Records:
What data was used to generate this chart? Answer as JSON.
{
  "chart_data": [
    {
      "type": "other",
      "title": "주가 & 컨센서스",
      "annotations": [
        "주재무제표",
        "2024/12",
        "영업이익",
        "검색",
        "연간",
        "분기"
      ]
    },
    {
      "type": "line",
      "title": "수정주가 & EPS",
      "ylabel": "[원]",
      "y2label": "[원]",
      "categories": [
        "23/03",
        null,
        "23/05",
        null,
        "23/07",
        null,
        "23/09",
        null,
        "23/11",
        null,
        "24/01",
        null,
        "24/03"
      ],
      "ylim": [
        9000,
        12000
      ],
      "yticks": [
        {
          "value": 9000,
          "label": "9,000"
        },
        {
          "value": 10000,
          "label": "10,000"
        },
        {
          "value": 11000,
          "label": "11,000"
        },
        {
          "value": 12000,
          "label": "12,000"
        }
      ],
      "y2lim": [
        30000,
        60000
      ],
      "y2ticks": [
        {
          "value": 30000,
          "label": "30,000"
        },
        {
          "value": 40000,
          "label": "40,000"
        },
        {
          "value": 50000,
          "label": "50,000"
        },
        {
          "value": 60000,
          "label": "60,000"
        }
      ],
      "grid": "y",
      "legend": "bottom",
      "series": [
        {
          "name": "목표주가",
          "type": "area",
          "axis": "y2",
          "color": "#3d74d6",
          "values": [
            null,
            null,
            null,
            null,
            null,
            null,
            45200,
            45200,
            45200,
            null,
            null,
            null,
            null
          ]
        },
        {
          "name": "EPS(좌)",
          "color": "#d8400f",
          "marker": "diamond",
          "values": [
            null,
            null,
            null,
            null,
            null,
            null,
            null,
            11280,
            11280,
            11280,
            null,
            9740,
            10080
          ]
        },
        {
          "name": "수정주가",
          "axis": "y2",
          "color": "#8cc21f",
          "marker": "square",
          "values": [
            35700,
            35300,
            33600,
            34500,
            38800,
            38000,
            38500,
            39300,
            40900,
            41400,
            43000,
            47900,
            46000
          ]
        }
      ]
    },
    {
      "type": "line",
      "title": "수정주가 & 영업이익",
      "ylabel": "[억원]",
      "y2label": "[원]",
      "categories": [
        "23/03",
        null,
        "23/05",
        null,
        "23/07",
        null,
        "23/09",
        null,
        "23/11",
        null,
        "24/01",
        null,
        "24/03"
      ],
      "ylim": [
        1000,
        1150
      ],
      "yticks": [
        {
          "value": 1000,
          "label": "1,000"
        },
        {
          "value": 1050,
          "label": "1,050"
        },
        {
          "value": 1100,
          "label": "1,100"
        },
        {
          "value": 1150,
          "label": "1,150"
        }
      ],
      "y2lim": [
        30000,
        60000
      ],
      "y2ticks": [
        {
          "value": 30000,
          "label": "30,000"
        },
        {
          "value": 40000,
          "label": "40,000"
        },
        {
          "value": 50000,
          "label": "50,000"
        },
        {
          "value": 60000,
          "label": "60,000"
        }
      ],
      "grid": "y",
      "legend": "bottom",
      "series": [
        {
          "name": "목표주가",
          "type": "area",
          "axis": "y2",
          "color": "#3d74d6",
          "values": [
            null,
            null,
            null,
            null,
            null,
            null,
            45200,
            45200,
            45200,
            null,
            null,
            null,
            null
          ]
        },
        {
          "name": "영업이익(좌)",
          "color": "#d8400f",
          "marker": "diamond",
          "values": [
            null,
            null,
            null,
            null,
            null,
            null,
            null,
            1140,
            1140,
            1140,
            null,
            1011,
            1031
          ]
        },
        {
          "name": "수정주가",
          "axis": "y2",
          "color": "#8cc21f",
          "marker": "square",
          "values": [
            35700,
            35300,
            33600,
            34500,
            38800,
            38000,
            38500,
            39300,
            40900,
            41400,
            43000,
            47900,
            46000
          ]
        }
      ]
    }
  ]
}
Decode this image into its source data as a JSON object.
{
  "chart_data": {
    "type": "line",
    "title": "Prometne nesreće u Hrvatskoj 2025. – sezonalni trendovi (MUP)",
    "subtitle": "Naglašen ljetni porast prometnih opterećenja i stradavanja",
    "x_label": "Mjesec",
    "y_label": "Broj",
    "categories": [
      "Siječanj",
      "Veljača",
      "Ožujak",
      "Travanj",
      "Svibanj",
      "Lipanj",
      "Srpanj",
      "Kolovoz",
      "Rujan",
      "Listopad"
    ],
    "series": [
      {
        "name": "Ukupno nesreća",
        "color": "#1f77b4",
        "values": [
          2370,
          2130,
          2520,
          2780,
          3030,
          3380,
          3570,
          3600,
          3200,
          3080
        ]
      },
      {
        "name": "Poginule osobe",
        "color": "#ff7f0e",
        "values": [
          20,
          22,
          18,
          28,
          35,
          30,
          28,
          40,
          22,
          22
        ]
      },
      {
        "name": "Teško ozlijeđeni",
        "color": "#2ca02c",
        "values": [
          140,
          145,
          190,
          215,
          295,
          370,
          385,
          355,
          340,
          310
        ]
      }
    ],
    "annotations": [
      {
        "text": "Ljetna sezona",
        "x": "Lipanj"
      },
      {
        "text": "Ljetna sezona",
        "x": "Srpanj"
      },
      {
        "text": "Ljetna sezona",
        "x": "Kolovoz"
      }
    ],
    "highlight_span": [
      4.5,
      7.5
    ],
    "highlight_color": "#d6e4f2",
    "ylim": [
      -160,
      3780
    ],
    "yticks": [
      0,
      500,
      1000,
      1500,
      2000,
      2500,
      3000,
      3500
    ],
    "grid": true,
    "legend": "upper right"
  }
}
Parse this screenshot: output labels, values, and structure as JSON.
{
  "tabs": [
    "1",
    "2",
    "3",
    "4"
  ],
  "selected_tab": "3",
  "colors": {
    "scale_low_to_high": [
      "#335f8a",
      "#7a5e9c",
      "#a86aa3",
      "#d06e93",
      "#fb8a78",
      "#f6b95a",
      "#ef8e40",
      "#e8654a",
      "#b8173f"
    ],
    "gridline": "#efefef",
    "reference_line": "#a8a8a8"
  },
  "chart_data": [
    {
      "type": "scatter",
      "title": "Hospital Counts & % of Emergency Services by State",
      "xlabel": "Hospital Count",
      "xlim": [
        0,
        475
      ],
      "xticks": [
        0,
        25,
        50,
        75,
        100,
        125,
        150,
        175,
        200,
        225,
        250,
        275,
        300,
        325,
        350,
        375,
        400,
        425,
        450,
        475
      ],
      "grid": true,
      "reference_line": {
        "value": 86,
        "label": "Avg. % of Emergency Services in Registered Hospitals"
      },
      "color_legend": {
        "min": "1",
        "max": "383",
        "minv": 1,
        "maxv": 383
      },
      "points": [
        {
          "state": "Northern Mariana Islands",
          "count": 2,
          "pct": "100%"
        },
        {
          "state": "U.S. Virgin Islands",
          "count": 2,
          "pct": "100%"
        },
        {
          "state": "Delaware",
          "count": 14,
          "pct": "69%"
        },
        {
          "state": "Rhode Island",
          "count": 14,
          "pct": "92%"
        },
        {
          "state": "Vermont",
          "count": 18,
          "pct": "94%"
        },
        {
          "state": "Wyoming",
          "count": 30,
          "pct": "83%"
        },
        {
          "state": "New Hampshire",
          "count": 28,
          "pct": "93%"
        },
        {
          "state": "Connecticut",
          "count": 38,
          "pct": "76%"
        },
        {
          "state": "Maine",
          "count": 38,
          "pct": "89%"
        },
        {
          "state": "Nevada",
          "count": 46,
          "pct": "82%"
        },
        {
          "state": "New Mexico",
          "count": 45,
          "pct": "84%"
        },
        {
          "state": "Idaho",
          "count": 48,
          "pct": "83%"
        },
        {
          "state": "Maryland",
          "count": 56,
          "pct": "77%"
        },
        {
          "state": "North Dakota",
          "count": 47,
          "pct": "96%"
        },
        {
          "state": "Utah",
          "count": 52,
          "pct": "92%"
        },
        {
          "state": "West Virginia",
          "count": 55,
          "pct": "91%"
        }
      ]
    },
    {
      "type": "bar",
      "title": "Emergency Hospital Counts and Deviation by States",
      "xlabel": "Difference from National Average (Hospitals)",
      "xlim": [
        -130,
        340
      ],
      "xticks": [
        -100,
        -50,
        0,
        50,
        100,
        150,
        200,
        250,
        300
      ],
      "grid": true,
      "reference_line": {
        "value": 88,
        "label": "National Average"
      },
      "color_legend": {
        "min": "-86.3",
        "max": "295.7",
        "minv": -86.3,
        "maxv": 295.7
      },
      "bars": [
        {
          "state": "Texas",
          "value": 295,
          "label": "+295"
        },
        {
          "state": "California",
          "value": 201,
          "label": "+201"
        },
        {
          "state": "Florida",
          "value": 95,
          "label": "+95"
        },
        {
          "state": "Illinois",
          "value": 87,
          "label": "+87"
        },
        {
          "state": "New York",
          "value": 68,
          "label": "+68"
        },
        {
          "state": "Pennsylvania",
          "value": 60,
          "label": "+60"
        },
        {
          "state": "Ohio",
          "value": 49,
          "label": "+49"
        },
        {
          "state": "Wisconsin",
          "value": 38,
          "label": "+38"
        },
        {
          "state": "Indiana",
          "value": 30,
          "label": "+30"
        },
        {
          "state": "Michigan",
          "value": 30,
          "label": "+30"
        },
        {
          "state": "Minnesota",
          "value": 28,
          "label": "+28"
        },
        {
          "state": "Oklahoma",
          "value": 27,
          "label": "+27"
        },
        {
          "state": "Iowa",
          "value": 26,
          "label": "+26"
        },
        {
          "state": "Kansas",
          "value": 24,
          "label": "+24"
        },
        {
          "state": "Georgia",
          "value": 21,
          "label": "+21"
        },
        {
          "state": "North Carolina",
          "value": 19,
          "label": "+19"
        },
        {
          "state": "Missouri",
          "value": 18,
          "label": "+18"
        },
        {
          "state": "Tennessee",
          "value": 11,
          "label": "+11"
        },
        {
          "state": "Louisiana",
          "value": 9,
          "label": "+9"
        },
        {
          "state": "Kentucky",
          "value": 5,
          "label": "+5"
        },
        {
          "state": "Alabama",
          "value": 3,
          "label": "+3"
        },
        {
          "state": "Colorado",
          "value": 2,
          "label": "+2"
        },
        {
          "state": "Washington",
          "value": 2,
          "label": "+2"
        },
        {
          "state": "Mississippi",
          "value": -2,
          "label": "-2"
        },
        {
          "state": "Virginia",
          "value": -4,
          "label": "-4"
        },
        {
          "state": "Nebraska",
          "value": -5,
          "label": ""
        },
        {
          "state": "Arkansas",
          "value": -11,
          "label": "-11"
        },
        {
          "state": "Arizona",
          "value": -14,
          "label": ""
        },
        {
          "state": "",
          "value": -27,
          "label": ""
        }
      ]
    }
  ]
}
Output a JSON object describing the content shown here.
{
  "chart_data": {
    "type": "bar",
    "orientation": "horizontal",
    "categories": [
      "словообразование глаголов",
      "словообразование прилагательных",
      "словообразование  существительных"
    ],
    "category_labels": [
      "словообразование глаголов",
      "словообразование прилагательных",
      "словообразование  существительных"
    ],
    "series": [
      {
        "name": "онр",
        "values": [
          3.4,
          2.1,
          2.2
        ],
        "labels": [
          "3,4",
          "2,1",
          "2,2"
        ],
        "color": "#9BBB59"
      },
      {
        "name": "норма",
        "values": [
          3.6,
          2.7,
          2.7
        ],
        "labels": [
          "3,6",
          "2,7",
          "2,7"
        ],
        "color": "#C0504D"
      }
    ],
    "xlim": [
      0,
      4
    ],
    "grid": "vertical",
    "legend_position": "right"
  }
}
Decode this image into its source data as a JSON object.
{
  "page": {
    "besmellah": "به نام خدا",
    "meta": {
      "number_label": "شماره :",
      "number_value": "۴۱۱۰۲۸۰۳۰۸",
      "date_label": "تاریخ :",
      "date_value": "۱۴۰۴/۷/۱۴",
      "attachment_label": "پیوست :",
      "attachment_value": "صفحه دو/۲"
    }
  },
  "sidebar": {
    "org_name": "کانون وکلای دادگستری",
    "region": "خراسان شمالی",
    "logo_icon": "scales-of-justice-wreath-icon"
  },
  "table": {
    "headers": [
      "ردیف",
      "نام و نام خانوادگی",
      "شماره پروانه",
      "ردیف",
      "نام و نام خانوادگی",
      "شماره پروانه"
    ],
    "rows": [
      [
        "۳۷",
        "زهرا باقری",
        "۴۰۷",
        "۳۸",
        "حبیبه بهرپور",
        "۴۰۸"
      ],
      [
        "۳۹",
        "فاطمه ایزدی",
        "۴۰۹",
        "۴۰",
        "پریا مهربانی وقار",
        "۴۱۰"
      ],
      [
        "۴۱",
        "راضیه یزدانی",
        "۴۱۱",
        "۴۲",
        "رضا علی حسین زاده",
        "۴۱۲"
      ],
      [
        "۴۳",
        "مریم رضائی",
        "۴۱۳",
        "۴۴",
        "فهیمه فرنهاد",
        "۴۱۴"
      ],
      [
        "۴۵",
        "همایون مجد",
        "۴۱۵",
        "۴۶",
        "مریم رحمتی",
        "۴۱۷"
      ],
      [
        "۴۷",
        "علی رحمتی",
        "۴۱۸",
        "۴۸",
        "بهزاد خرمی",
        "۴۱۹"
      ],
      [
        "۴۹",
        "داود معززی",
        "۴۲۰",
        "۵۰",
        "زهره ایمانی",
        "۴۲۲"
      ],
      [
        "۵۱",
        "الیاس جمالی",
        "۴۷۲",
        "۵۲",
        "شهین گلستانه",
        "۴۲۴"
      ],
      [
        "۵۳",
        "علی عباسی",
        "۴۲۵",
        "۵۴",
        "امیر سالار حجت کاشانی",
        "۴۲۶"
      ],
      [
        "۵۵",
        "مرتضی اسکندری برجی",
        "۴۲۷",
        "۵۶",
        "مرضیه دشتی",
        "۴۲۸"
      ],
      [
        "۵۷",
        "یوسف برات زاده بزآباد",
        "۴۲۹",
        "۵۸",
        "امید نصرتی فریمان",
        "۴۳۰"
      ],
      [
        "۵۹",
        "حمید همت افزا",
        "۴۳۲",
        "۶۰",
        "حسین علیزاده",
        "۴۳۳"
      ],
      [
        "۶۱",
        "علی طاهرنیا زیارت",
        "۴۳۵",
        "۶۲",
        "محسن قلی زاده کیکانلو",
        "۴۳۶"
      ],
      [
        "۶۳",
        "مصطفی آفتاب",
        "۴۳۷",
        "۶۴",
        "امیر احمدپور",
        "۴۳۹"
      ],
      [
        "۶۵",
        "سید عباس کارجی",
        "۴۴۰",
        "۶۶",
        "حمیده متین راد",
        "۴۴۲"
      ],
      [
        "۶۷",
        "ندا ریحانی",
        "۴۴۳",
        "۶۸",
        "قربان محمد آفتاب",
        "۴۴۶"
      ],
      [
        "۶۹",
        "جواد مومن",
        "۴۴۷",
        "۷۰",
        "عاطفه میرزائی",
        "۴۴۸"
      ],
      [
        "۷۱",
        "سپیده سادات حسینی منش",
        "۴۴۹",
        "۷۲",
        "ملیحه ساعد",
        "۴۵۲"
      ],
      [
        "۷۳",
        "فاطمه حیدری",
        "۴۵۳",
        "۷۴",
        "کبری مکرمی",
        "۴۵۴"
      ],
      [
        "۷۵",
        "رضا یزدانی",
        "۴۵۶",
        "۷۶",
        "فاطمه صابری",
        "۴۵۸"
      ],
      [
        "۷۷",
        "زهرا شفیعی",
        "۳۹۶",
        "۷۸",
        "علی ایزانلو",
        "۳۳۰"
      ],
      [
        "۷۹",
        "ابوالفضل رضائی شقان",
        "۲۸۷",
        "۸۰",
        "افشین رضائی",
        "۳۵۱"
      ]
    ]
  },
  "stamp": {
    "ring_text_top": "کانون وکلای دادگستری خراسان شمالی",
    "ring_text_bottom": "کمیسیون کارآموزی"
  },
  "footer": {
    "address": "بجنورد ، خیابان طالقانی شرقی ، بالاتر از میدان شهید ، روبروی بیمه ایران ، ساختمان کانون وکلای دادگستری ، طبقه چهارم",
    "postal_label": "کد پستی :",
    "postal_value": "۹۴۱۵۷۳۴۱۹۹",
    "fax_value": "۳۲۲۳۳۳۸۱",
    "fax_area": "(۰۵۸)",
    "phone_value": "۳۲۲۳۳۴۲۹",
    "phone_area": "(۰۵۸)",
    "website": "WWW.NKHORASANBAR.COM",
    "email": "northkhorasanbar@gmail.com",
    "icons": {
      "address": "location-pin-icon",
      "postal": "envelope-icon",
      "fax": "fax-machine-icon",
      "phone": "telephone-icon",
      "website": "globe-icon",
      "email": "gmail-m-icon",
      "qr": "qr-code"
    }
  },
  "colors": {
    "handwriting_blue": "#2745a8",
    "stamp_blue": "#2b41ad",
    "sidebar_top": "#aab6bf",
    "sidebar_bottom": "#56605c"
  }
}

_Exercise_
Using the listing above, locate the lines that hold "Virginia" and copy each one.

_Output of the task_
          "state": "West Virginia",
          "state": "Virginia",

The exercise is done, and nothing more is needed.